» **EXERCISE BRIEF**
Search the data below for the word "povera" and copy each line that holds it.

» **RECORDED INFORMATION**
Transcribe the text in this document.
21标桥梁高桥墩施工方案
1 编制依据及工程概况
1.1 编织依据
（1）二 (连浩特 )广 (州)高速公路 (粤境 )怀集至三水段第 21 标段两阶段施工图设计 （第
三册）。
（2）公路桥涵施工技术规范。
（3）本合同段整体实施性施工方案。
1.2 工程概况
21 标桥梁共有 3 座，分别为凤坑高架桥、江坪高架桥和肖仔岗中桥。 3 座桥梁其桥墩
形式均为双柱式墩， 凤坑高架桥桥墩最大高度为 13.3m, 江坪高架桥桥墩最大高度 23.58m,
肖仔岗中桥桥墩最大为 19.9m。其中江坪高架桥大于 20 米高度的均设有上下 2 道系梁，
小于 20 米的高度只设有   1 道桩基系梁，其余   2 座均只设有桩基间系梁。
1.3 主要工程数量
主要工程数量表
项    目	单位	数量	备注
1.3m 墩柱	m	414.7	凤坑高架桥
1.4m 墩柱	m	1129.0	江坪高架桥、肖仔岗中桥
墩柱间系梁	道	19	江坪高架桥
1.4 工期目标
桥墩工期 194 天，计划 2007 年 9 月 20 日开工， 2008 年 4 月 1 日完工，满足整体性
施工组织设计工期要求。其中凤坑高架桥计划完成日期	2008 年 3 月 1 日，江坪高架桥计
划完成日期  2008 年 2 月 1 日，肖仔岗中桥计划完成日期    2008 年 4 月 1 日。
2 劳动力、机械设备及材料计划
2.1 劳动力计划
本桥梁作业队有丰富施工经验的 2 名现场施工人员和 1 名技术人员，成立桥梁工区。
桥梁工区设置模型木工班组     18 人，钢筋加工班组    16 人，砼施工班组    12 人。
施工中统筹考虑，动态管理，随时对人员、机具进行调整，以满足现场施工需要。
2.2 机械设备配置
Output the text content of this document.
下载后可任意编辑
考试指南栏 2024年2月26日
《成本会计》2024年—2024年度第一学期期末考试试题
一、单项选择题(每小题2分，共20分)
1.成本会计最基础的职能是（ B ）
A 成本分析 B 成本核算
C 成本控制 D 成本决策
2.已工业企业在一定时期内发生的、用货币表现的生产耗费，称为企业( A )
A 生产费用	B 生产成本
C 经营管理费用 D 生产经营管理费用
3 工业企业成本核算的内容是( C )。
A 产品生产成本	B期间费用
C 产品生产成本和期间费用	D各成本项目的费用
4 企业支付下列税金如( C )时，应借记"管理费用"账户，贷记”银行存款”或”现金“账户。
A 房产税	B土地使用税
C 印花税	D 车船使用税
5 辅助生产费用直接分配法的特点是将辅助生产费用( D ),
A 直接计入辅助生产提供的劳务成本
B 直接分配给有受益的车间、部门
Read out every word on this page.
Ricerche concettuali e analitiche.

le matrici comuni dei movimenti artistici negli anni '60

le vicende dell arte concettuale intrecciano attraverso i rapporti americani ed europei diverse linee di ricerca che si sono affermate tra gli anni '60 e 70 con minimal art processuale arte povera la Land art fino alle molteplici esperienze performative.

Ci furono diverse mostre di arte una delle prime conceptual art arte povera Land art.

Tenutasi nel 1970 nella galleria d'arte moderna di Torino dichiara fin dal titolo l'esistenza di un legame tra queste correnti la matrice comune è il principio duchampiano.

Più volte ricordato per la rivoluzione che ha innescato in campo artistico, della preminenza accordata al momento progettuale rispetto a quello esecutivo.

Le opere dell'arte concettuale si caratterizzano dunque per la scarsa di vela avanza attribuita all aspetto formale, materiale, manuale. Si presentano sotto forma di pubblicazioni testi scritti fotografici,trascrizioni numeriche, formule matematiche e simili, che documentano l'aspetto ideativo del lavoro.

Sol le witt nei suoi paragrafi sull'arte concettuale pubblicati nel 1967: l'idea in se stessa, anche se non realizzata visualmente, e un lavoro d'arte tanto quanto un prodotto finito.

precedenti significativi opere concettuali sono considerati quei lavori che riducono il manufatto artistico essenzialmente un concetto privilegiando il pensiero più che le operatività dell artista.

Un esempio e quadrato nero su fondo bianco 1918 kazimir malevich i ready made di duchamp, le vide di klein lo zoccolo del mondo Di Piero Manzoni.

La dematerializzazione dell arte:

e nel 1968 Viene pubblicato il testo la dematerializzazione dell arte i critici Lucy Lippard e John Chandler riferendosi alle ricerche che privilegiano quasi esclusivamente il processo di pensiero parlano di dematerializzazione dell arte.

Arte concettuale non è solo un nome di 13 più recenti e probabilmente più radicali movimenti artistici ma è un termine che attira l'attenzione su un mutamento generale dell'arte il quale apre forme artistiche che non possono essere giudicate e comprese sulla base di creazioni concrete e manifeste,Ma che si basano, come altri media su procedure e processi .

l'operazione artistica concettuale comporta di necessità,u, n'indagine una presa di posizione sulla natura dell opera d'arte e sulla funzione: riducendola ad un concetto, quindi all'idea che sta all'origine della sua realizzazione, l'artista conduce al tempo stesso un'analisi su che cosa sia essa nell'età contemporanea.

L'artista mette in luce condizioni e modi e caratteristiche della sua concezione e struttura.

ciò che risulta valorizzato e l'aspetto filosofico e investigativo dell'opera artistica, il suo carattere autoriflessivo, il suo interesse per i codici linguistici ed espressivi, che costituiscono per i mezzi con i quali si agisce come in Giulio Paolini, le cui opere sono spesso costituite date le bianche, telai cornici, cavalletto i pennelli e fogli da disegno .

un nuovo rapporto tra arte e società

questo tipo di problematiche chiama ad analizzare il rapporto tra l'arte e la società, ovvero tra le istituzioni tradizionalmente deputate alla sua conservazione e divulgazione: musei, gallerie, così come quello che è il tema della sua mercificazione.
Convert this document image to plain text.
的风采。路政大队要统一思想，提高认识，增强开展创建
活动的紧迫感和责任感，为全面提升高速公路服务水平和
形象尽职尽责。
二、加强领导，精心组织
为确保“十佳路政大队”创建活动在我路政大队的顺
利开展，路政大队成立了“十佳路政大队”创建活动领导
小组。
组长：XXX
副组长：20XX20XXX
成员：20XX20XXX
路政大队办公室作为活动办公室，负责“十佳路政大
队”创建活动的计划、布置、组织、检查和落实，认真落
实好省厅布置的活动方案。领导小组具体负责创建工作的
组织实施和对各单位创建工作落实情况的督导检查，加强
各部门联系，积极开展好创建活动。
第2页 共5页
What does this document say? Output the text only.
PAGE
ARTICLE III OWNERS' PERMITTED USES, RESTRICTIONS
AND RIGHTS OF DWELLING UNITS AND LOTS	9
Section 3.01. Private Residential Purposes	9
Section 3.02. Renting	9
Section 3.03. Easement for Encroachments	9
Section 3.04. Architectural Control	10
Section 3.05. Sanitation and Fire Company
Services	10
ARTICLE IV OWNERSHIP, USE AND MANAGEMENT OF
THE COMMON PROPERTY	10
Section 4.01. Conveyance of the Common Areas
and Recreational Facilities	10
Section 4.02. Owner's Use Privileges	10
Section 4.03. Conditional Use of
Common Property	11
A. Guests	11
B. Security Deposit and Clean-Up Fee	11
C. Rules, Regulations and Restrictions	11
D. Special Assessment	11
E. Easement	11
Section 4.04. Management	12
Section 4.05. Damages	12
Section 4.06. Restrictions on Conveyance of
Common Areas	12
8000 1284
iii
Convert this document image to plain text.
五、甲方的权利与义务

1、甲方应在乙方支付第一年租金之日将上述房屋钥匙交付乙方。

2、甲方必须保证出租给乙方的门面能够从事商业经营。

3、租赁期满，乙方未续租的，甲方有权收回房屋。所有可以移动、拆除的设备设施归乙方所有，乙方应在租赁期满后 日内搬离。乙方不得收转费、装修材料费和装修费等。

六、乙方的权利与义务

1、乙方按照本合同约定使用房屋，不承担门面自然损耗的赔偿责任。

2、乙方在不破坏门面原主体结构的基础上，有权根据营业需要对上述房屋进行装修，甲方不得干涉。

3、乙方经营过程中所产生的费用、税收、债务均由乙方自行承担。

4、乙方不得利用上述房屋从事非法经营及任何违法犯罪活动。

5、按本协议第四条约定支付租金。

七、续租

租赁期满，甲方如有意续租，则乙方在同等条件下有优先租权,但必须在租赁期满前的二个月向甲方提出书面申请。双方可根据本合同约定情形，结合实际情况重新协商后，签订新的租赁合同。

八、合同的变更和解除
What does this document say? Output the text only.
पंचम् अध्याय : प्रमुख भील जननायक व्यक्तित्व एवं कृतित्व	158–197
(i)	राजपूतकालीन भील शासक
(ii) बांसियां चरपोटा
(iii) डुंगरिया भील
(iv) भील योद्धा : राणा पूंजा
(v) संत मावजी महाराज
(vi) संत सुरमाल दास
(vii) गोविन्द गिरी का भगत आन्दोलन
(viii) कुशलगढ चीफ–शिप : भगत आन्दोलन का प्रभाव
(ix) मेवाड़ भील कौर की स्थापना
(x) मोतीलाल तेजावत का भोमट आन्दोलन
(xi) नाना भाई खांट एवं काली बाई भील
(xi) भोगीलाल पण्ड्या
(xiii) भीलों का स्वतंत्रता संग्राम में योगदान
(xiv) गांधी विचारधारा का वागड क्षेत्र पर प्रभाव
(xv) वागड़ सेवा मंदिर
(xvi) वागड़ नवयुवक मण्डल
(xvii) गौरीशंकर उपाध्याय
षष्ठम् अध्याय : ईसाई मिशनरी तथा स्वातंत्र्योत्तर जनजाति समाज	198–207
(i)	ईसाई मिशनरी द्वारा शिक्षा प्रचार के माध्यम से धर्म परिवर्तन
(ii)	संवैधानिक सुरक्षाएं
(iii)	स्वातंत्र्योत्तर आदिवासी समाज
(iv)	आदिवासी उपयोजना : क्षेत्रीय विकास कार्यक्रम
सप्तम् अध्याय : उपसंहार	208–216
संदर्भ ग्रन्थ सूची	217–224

» **RESULT FOR THIS TASK**
le vicende dell arte concettuale intrecciano attraverso i rapporti americani ed europei diverse linee di ricerca che si sono affermate tra gli anni '60 e 70 con minimal art processuale arte povera la Land art fino alle molteplici esperienze performative.
Ci furono diverse mostre di arte una delle prime conceptual art arte povera Land art.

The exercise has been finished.